### [Do this]
Copy all lines below containing "name".

## start

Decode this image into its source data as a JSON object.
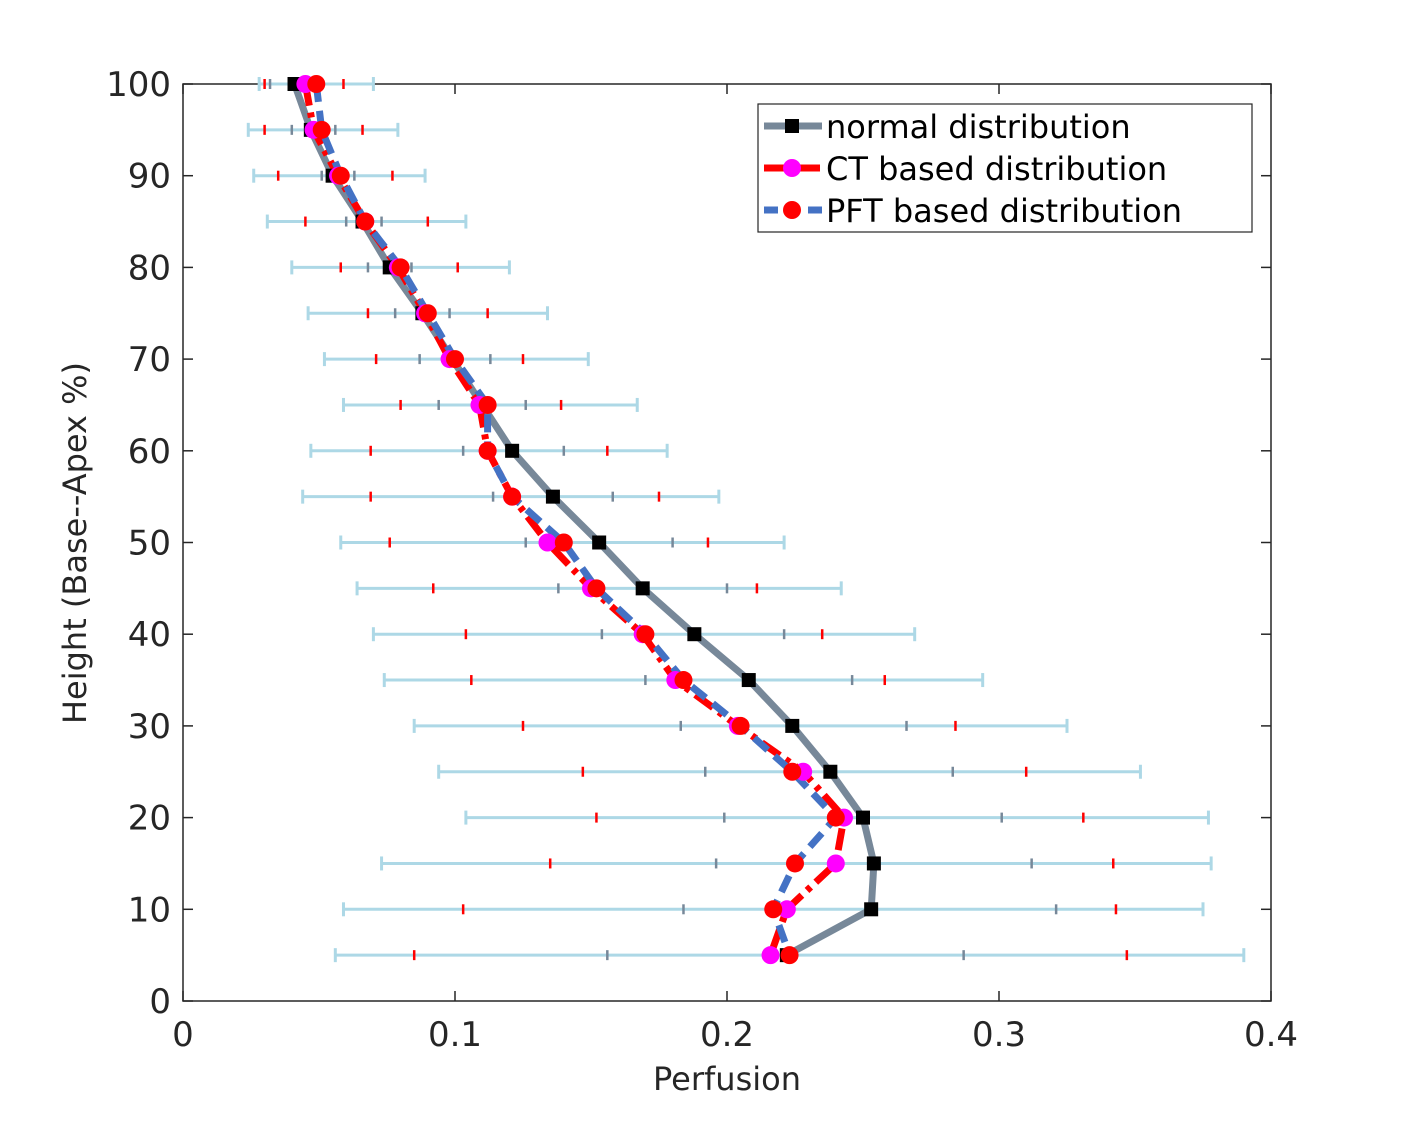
{
  "chart_data": {
    "type": "line",
    "xlabel": "Perfusion",
    "ylabel": "Height (Base--Apex %)",
    "xlim": [
      0,
      0.4
    ],
    "ylim": [
      0,
      100
    ],
    "x_ticks": [
      0,
      0.1,
      0.2,
      0.3,
      0.4
    ],
    "x_tick_labels": [
      "0",
      "0.1",
      "0.2",
      "0.3",
      "0.4"
    ],
    "y_ticks": [
      0,
      10,
      20,
      30,
      40,
      50,
      60,
      70,
      80,
      90,
      100
    ],
    "y_tick_labels": [
      "0",
      "10",
      "20",
      "30",
      "40",
      "50",
      "60",
      "70",
      "80",
      "90",
      "100"
    ],
    "legend_position": "top-right",
    "grid": false,
    "y": [
      100,
      95,
      90,
      85,
      80,
      75,
      70,
      65,
      60,
      55,
      50,
      45,
      40,
      35,
      30,
      25,
      20,
      15,
      10,
      5
    ],
    "series": [
      {
        "name": "normal distribution",
        "color": "#778899",
        "marker_color": "#000000",
        "line_style": "solid",
        "x": [
          0.041,
          0.047,
          0.055,
          0.066,
          0.076,
          0.088,
          0.099,
          0.11,
          0.121,
          0.136,
          0.153,
          0.169,
          0.188,
          0.208,
          0.224,
          0.238,
          0.25,
          0.254,
          0.253,
          0.222
        ]
      },
      {
        "name": "CT based distribution",
        "color": "#ff0000",
        "marker_color": "#ff00ff",
        "line_style": "dashdot",
        "x": [
          0.045,
          0.048,
          0.057,
          0.067,
          0.079,
          0.089,
          0.098,
          0.109,
          0.112,
          0.121,
          0.134,
          0.15,
          0.169,
          0.181,
          0.204,
          0.228,
          0.243,
          0.24,
          0.222,
          0.216
        ]
      },
      {
        "name": "PFT based distribution",
        "color": "#4472c4",
        "marker_color": "#ff0000",
        "line_style": "dashed",
        "x": [
          0.049,
          0.051,
          0.058,
          0.067,
          0.08,
          0.09,
          0.1,
          0.112,
          0.112,
          0.121,
          0.14,
          0.152,
          0.17,
          0.184,
          0.205,
          0.224,
          0.24,
          0.225,
          0.217,
          0.223
        ]
      }
    ],
    "error_bars": {
      "color": "#add8e6",
      "y": [
        100,
        95,
        90,
        85,
        80,
        75,
        70,
        65,
        60,
        55,
        50,
        45,
        40,
        35,
        30,
        25,
        20,
        15,
        10,
        5
      ],
      "lower": [
        0.028,
        0.024,
        0.026,
        0.031,
        0.04,
        0.046,
        0.052,
        0.059,
        0.047,
        0.044,
        0.058,
        0.064,
        0.07,
        0.074,
        0.085,
        0.094,
        0.104,
        0.073,
        0.059,
        0.056
      ],
      "upper": [
        0.07,
        0.079,
        0.089,
        0.104,
        0.12,
        0.134,
        0.149,
        0.167,
        0.178,
        0.197,
        0.221,
        0.242,
        0.269,
        0.294,
        0.325,
        0.352,
        0.377,
        0.378,
        0.375,
        0.39
      ],
      "inner_markers": {
        "grey": {
          "color": "#778899",
          "lower": [
            0.032,
            0.04,
            0.051,
            0.06,
            0.068,
            0.078,
            0.087,
            0.094,
            0.103,
            0.114,
            0.126,
            0.138,
            0.154,
            0.17,
            0.183,
            0.192,
            0.199,
            0.196,
            0.184,
            0.156
          ],
          "upper": [
            0.05,
            0.056,
            0.063,
            0.073,
            0.084,
            0.098,
            0.113,
            0.126,
            0.14,
            0.158,
            0.18,
            0.2,
            0.221,
            0.246,
            0.266,
            0.283,
            0.301,
            0.312,
            0.321,
            0.287
          ]
        },
        "red": {
          "color": "#ff0000",
          "lower": [
            0.03,
            0.03,
            0.035,
            0.045,
            0.058,
            0.068,
            0.071,
            0.08,
            0.069,
            0.069,
            0.076,
            0.092,
            0.104,
            0.106,
            0.125,
            0.147,
            0.152,
            0.135,
            0.103,
            0.085
          ],
          "upper": [
            0.059,
            0.066,
            0.077,
            0.09,
            0.101,
            0.112,
            0.125,
            0.139,
            0.156,
            0.175,
            0.193,
            0.211,
            0.235,
            0.258,
            0.284,
            0.31,
            0.331,
            0.342,
            0.343,
            0.347
          ]
        }
      }
    }
  }
}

## end

### [The response]
        "name": "normal distribution",
        "name": "CT based distribution",
        "name": "PFT based distribution",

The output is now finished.